═══ Listed records ═══

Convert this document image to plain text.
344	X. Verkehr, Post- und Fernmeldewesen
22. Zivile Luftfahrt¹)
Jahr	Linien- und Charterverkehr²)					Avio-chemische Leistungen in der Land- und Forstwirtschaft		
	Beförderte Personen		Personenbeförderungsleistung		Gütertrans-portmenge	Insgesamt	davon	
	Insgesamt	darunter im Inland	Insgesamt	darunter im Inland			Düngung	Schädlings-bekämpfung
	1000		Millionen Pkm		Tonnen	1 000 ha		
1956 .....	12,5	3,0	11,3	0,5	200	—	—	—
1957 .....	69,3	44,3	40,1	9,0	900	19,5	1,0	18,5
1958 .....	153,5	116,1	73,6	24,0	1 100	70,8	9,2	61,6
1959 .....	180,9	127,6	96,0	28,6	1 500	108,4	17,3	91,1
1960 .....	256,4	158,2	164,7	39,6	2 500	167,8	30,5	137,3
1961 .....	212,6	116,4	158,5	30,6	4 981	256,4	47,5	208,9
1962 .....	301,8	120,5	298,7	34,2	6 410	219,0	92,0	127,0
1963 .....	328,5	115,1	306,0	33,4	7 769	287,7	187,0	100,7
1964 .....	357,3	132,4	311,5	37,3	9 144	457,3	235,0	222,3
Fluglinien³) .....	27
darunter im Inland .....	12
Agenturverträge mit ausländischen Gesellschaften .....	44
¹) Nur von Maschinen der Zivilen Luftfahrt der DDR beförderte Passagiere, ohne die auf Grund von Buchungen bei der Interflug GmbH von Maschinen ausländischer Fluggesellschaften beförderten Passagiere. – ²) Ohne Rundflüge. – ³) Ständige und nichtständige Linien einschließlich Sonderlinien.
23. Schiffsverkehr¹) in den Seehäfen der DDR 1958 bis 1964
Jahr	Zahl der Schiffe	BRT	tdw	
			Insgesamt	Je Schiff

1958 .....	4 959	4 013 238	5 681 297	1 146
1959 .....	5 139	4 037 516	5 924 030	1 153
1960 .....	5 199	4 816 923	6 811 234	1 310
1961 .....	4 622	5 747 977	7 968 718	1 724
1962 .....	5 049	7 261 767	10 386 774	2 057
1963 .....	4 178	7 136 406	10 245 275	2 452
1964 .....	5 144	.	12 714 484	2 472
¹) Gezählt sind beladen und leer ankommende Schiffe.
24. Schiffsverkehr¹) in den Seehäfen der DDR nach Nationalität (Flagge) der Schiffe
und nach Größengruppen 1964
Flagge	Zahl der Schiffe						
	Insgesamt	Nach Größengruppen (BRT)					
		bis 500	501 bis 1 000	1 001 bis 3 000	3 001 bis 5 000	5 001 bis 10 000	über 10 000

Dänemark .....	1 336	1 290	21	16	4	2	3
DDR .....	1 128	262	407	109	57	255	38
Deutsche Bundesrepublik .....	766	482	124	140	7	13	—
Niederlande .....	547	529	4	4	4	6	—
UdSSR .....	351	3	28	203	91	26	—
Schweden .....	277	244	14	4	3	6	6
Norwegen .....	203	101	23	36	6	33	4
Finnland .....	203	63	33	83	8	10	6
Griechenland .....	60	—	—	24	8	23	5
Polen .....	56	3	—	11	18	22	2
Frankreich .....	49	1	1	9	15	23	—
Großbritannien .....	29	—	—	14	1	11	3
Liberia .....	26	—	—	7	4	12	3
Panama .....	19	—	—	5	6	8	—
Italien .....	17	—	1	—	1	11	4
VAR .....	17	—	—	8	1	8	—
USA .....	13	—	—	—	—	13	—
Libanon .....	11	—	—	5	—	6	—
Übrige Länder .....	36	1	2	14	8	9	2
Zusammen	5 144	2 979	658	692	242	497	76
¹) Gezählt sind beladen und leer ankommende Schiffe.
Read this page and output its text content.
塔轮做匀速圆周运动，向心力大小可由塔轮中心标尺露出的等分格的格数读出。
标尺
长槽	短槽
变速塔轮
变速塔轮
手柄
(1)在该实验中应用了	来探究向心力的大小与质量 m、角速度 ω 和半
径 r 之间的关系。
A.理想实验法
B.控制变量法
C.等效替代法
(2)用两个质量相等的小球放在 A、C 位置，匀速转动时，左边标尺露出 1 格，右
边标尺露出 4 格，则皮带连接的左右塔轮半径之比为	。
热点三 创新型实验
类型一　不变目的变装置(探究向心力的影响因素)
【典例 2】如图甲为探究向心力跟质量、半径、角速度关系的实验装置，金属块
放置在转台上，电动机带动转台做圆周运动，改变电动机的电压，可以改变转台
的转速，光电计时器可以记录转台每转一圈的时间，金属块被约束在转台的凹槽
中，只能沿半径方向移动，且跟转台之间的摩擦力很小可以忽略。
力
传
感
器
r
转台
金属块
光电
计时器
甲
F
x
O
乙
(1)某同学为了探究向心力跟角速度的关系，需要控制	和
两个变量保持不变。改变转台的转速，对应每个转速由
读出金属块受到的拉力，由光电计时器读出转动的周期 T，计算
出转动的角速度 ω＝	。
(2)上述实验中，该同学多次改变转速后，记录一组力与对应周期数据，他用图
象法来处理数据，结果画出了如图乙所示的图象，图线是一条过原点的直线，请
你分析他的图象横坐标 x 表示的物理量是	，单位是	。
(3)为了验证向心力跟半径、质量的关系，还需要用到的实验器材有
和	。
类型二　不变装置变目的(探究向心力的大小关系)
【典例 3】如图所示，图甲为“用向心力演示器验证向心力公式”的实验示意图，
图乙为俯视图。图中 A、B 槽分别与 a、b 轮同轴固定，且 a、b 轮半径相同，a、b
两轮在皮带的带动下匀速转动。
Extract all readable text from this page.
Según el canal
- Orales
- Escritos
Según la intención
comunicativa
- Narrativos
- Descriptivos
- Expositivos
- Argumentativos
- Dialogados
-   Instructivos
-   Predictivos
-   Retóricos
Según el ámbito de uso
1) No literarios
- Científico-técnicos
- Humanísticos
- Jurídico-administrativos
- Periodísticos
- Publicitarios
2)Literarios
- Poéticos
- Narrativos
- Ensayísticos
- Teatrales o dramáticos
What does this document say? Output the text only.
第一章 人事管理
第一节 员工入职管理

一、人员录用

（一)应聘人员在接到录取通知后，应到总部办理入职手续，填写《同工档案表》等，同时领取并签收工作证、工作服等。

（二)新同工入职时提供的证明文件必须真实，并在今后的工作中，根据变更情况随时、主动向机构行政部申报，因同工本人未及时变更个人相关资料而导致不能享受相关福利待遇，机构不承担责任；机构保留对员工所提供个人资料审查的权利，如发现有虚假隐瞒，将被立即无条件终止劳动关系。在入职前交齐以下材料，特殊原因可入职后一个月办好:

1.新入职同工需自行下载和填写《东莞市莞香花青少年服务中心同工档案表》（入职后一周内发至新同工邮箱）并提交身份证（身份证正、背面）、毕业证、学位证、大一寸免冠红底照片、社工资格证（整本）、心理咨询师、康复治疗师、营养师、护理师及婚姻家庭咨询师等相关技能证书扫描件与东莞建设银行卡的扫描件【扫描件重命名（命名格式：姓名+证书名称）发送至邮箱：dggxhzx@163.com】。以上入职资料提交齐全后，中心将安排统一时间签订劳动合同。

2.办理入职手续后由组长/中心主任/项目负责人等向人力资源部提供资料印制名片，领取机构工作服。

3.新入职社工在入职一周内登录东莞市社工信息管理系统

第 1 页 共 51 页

═══

* **What is being asked**
Locate each line containing the string "Größengruppen" and show it.

* **Written answer**
und nach Größengruppen 1964
	Insgesamt	Nach Größengruppen (BRT)					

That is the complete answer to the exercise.